- To be done
Omit all pictures. Quote the lines from the one with "Parse this screenshot: output" through the end of the listing below, exactly as they appear.

- Material
## begin

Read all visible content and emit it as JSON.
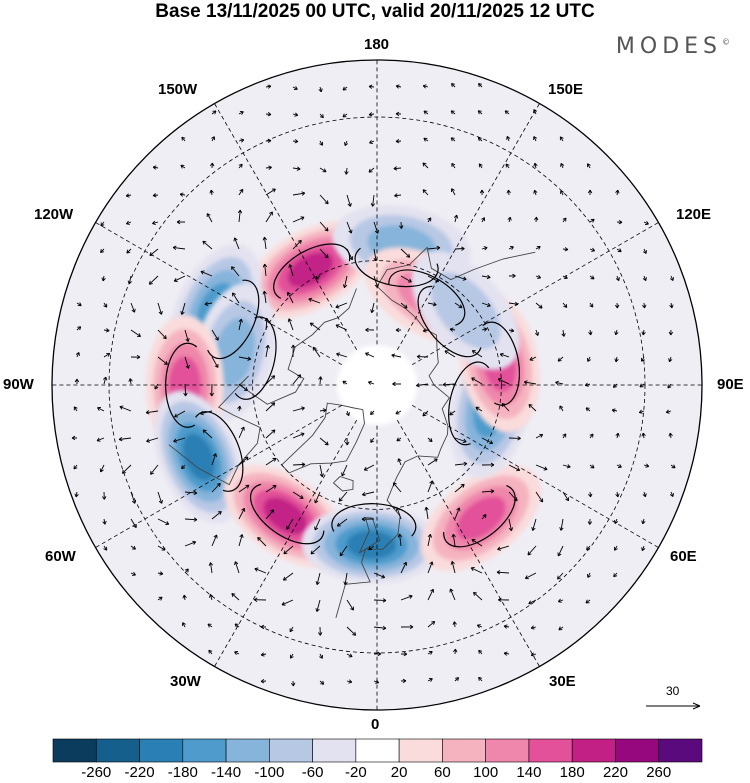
{
  "title": "Base 13/11/2025 00 UTC, valid 20/11/2025 12 UTC",
  "brand": "MODES",
  "brand_mark": "©",
  "longitude_labels": {
    "n180": "180",
    "w150": "150W",
    "e150": "150E",
    "w120": "120W",
    "e120": "120E",
    "w90": "90W",
    "e90": "90E",
    "w60": "60W",
    "e60": "60E",
    "w30": "30W",
    "e30": "30E",
    "s0": "0"
  },
  "reference_vector": "30",
  "colorbar": {
    "colors": [
      "#0b3c5e",
      "#145f8c",
      "#2a7fb4",
      "#4e9bcc",
      "#86b4da",
      "#b7c8e5",
      "#e3e2f0",
      "#ffffff",
      "#fadcdc",
      "#f5b3c0",
      "#ef86ab",
      "#e2519a",
      "#c32086",
      "#96097e",
      "#5a0a7c"
    ],
    "ticks": [
      "-260",
      "-220",
      "-180",
      "-140",
      "-100",
      "-60",
      "-20",
      "20",
      "60",
      "100",
      "140",
      "180",
      "220",
      "260"
    ]
  },
  "colors": {
    "land_outline": "#444444",
    "grid": "#000000",
    "circle": "#000000"
  },
  "anomaly_centers": [
    {
      "name": "high-alaska",
      "lon": -150,
      "lat": 58,
      "value": 190
    },
    {
      "name": "low-bering-west",
      "lon": 170,
      "lat": 56,
      "value": -120
    },
    {
      "name": "high-east-siberia-north",
      "lon": 150,
      "lat": 65,
      "value": 130
    },
    {
      "name": "low-canada-west",
      "lon": -115,
      "lat": 48,
      "value": -140
    },
    {
      "name": "low-canada-north",
      "lon": -103,
      "lat": 55,
      "value": -110
    },
    {
      "name": "high-canada-east",
      "lon": -90,
      "lat": 45,
      "value": 170
    },
    {
      "name": "low-great-lakes",
      "lon": -68,
      "lat": 45,
      "value": -190
    },
    {
      "name": "high-atlantic",
      "lon": -35,
      "lat": 52,
      "value": 210
    },
    {
      "name": "low-norway",
      "lon": -2,
      "lat": 52,
      "value": -200
    },
    {
      "name": "high-west-russia",
      "lon": 38,
      "lat": 50,
      "value": 160
    },
    {
      "name": "low-ural",
      "lon": 78,
      "lat": 62,
      "value": -150
    },
    {
      "name": "high-central-siberia",
      "lon": 100,
      "lat": 60,
      "value": 150
    },
    {
      "name": "low-east-siberia",
      "lon": 130,
      "lat": 62,
      "value": -80
    }
  ]
}
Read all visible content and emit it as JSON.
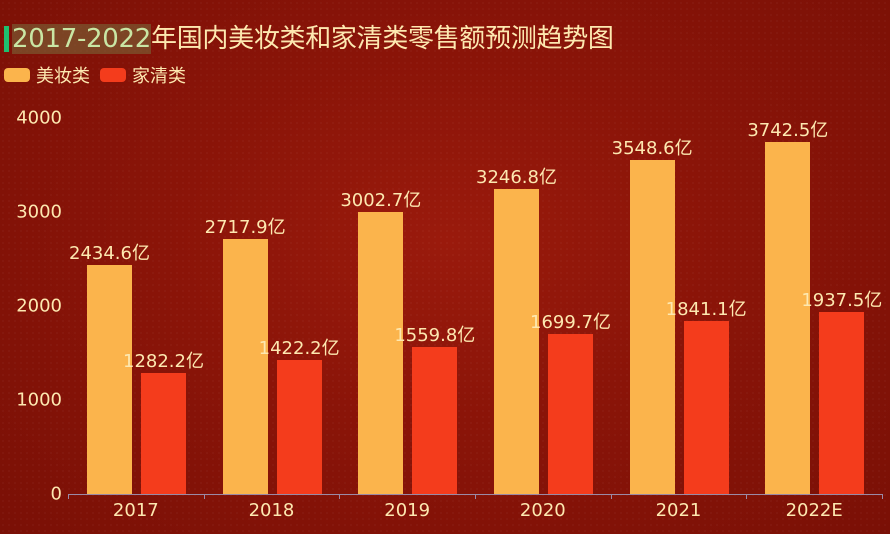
{
  "title": {
    "highlight": "2017-2022",
    "rest": "年国内美妆类和家清类零售额预测趋势图"
  },
  "legend": [
    {
      "label": "美妆类",
      "color": "#fbb44c"
    },
    {
      "label": "家清类",
      "color": "#f43c1c"
    }
  ],
  "y_axis": {
    "ticks": [
      "0",
      "1000",
      "2000",
      "3000",
      "4000"
    ]
  },
  "x_axis": {
    "ticks": [
      "2017",
      "2018",
      "2019",
      "2020",
      "2021",
      "2022E"
    ]
  },
  "labels": {
    "beauty": [
      "2434.6亿",
      "2717.9亿",
      "3002.7亿",
      "3246.8亿",
      "3548.6亿",
      "3742.5亿"
    ],
    "cleaning": [
      "1282.2亿",
      "1422.2亿",
      "1559.8亿",
      "1699.7亿",
      "1841.1亿",
      "1937.5亿"
    ]
  },
  "chart_data": {
    "type": "bar",
    "title": "2017-2022年国内美妆类和家清类零售额预测趋势图",
    "categories": [
      "2017",
      "2018",
      "2019",
      "2020",
      "2021",
      "2022E"
    ],
    "series": [
      {
        "name": "美妆类",
        "color": "#fbb44c",
        "values": [
          2434.6,
          2717.9,
          3002.7,
          3246.8,
          3548.6,
          3742.5
        ]
      },
      {
        "name": "家清类",
        "color": "#f43c1c",
        "values": [
          1282.2,
          1422.2,
          1559.8,
          1699.7,
          1841.1,
          1937.5
        ]
      }
    ],
    "unit_suffix": "亿",
    "xlabel": "",
    "ylabel": "",
    "ylim": [
      0,
      4000
    ],
    "yticks": [
      0,
      1000,
      2000,
      3000,
      4000
    ],
    "grid": false,
    "legend_position": "top-left"
  }
}
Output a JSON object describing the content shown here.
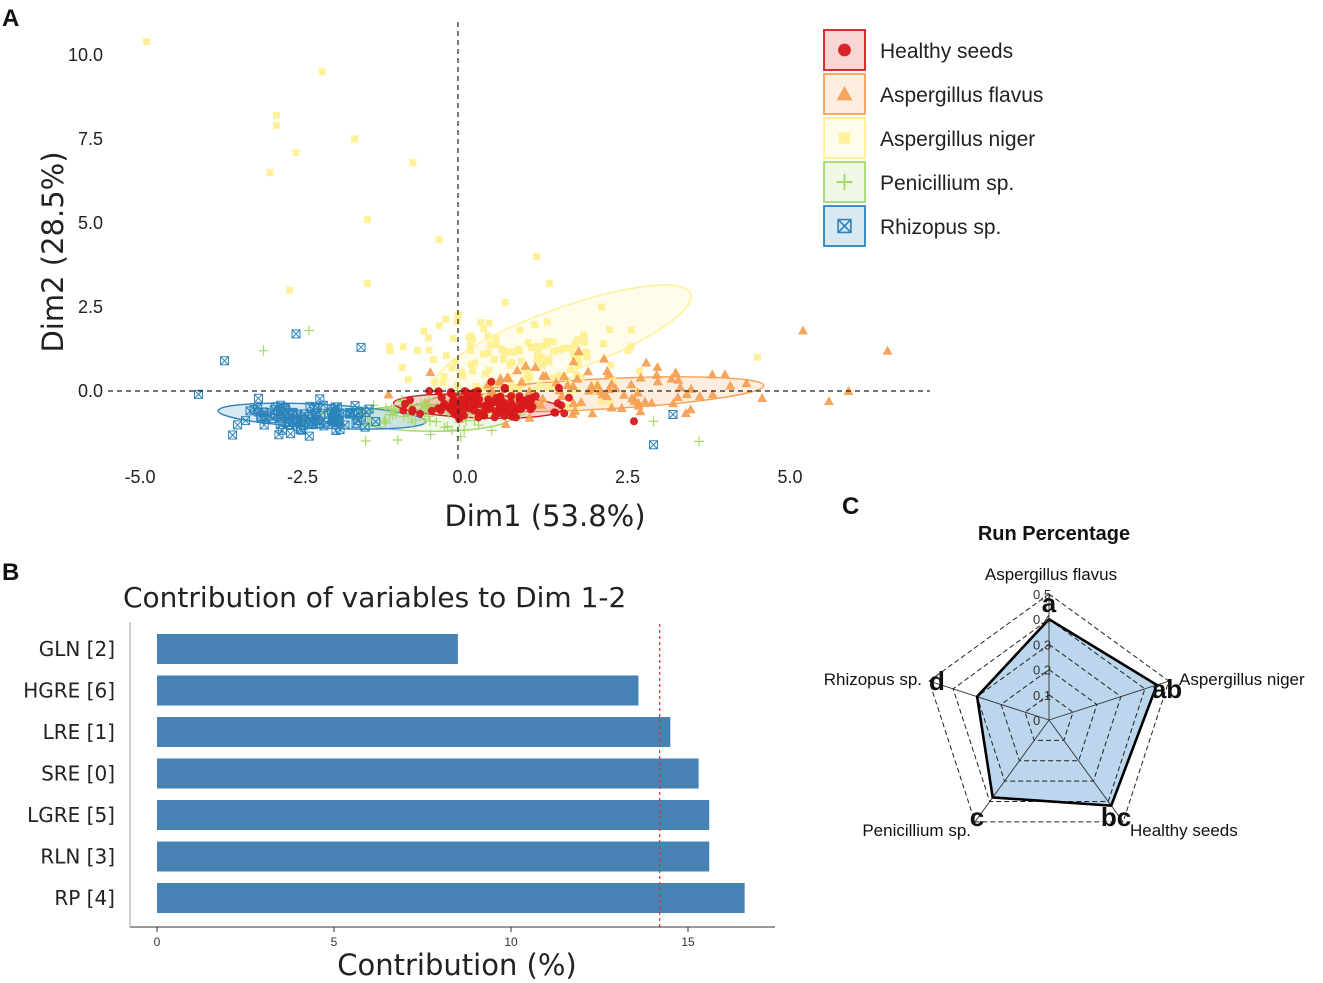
{
  "panels": {
    "a": "A",
    "b": "B",
    "c": "C"
  },
  "chart_data": [
    {
      "type": "scatter",
      "panel": "A",
      "xlabel": "Dim1 (53.8%)",
      "ylabel": "Dim2 (28.5%)",
      "xlim": [
        -5.5,
        7.2
      ],
      "ylim": [
        -2.1,
        10.8
      ],
      "xticks": [
        -5.0,
        -2.5,
        0.0,
        2.5,
        5.0
      ],
      "xtick_labels": [
        "-5.0",
        "-2.5",
        "0.0",
        "2.5",
        "5.0"
      ],
      "yticks": [
        0.0,
        2.5,
        5.0,
        7.5,
        10.0
      ],
      "ytick_labels": [
        "0.0",
        "2.5",
        "5.0",
        "7.5",
        "10.0"
      ],
      "legend": {
        "position": "top-right"
      },
      "series": [
        {
          "name": "Healthy seeds",
          "marker": "circle",
          "color": "#d7191c",
          "ellipse": {
            "cx": 0.2,
            "cy": -0.45,
            "rx": 1.3,
            "ry": 0.35,
            "angle": -2
          },
          "n": 130,
          "center": [
            0.3,
            -0.4
          ],
          "spread": [
            0.9,
            0.45
          ],
          "seed": 11
        },
        {
          "name": "Aspergillus flavus",
          "marker": "triangle",
          "color": "#f4a055",
          "ellipse": {
            "cx": 2.0,
            "cy": -0.1,
            "rx": 2.6,
            "ry": 0.45,
            "angle": 3
          },
          "n": 95,
          "center": [
            1.8,
            0.0
          ],
          "spread": [
            2.0,
            0.7
          ],
          "seed": 23
        },
        {
          "name": "Aspergillus niger",
          "marker": "square",
          "color": "#ffef8f",
          "ellipse": {
            "cx": 1.5,
            "cy": 1.5,
            "rx": 2.1,
            "ry": 0.95,
            "angle": 20
          },
          "n": 140,
          "center": [
            0.8,
            0.9
          ],
          "spread": [
            1.5,
            1.3
          ],
          "seed": 37
        },
        {
          "name": "Penicillium sp.",
          "marker": "plus",
          "color": "#a6d96a",
          "ellipse": {
            "cx": -0.5,
            "cy": -0.8,
            "rx": 1.2,
            "ry": 0.4,
            "angle": 0
          },
          "n": 70,
          "center": [
            -0.6,
            -0.7
          ],
          "spread": [
            1.3,
            0.6
          ],
          "seed": 53
        },
        {
          "name": "Rhizopus sp.",
          "marker": "boxed-x",
          "color": "#2b83ba",
          "ellipse": {
            "cx": -2.2,
            "cy": -0.75,
            "rx": 1.6,
            "ry": 0.35,
            "angle": -3
          },
          "n": 110,
          "center": [
            -2.4,
            -0.8
          ],
          "spread": [
            1.0,
            0.45
          ],
          "seed": 71
        }
      ],
      "outliers": {
        "Aspergillus niger": [
          [
            -4.9,
            10.4
          ],
          [
            -2.2,
            9.5
          ],
          [
            -2.9,
            8.2
          ],
          [
            -2.9,
            7.9
          ],
          [
            -1.7,
            7.5
          ],
          [
            -2.6,
            7.1
          ],
          [
            -3.0,
            6.5
          ],
          [
            -0.8,
            6.8
          ],
          [
            -1.5,
            5.1
          ],
          [
            -0.4,
            4.5
          ],
          [
            -2.7,
            3.0
          ],
          [
            -1.5,
            3.2
          ],
          [
            1.1,
            4.0
          ],
          [
            2.1,
            2.5
          ],
          [
            1.3,
            3.2
          ],
          [
            4.5,
            1.0
          ]
        ],
        "Aspergillus flavus": [
          [
            6.5,
            1.2
          ],
          [
            5.2,
            1.8
          ],
          [
            4.0,
            0.5
          ],
          [
            5.6,
            -0.3
          ],
          [
            5.9,
            0.0
          ]
        ],
        "Rhizopus sp.": [
          [
            -2.6,
            1.7
          ],
          [
            -1.6,
            1.3
          ],
          [
            -3.7,
            0.9
          ],
          [
            -4.1,
            -0.1
          ],
          [
            2.9,
            -1.6
          ],
          [
            3.2,
            -0.7
          ]
        ],
        "Penicillium sp.": [
          [
            -2.4,
            1.8
          ],
          [
            -3.1,
            1.2
          ],
          [
            3.6,
            -1.5
          ],
          [
            2.9,
            -0.9
          ]
        ],
        "Healthy seeds": [
          [
            2.6,
            -0.9
          ],
          [
            1.6,
            -0.2
          ]
        ]
      }
    },
    {
      "type": "bar",
      "orientation": "horizontal",
      "panel": "B",
      "title": "Contribution of variables to Dim 1-2",
      "xlabel": "Contribution (%)",
      "ylabel": "",
      "categories": [
        "GLN [2]",
        "HGRE [6]",
        "LRE [1]",
        "SRE [0]",
        "LGRE [5]",
        "RLN [3]",
        "RP [4]"
      ],
      "values": [
        8.5,
        13.6,
        14.5,
        15.3,
        15.6,
        15.6,
        16.6
      ],
      "xlim": [
        0,
        17.5
      ],
      "xticks": [
        0,
        5,
        10,
        15
      ],
      "xtick_labels": [
        "0",
        "5",
        "10",
        "15"
      ],
      "reference_line": 14.2,
      "bar_color": "#4682b4",
      "reference_color": "#e03030"
    },
    {
      "type": "radar",
      "panel": "C",
      "title": "Run Percentage",
      "axes": [
        "Aspergillus flavus",
        "Aspergillus niger",
        "Healthy seeds",
        "Penicillium sp.",
        "Rhizopus sp."
      ],
      "values": [
        0.4,
        0.45,
        0.42,
        0.38,
        0.3
      ],
      "significance": [
        "a",
        "ab",
        "bc",
        "c",
        "d"
      ],
      "rmax": 0.5,
      "rticks": [
        0,
        0.1,
        0.2,
        0.3,
        0.4,
        0.5
      ],
      "rtick_labels": [
        "0",
        "0,1",
        "0,2",
        "0,3",
        "0,4",
        "0,5"
      ],
      "fill_color": "#bcd6ee",
      "line_color": "#000000"
    }
  ]
}
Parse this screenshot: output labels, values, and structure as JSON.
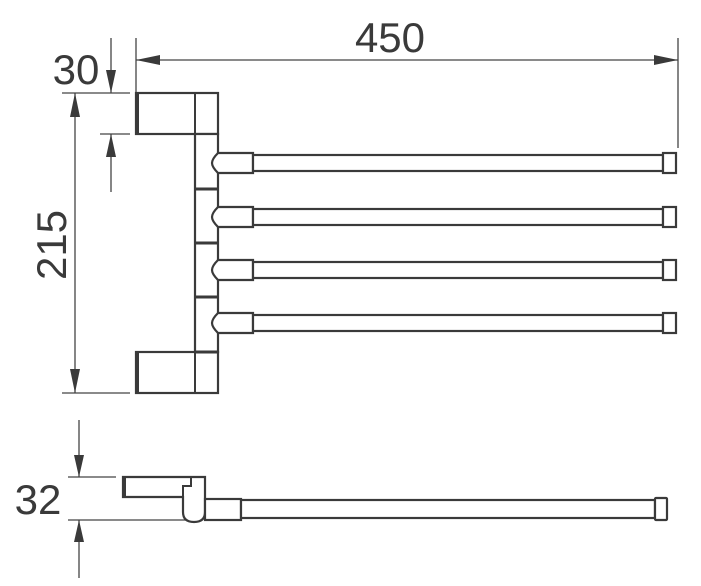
{
  "drawing": {
    "dimensions": {
      "overall_length": "450",
      "bracket_height": "30",
      "overall_height": "215",
      "depth": "32"
    },
    "arm_count": 4,
    "line_color": "#3a3a3a"
  }
}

## end

- Solution to the exercise
Parse this screenshot: output labels, values, and structure as JSON.
{
  "drawing": {
    "dimensions": {
      "overall_length": "450",
      "bracket_height": "30",
      "overall_height": "215",
      "depth": "32"
    },
    "arm_count": 4,
    "line_color": "#3a3a3a"
  }
}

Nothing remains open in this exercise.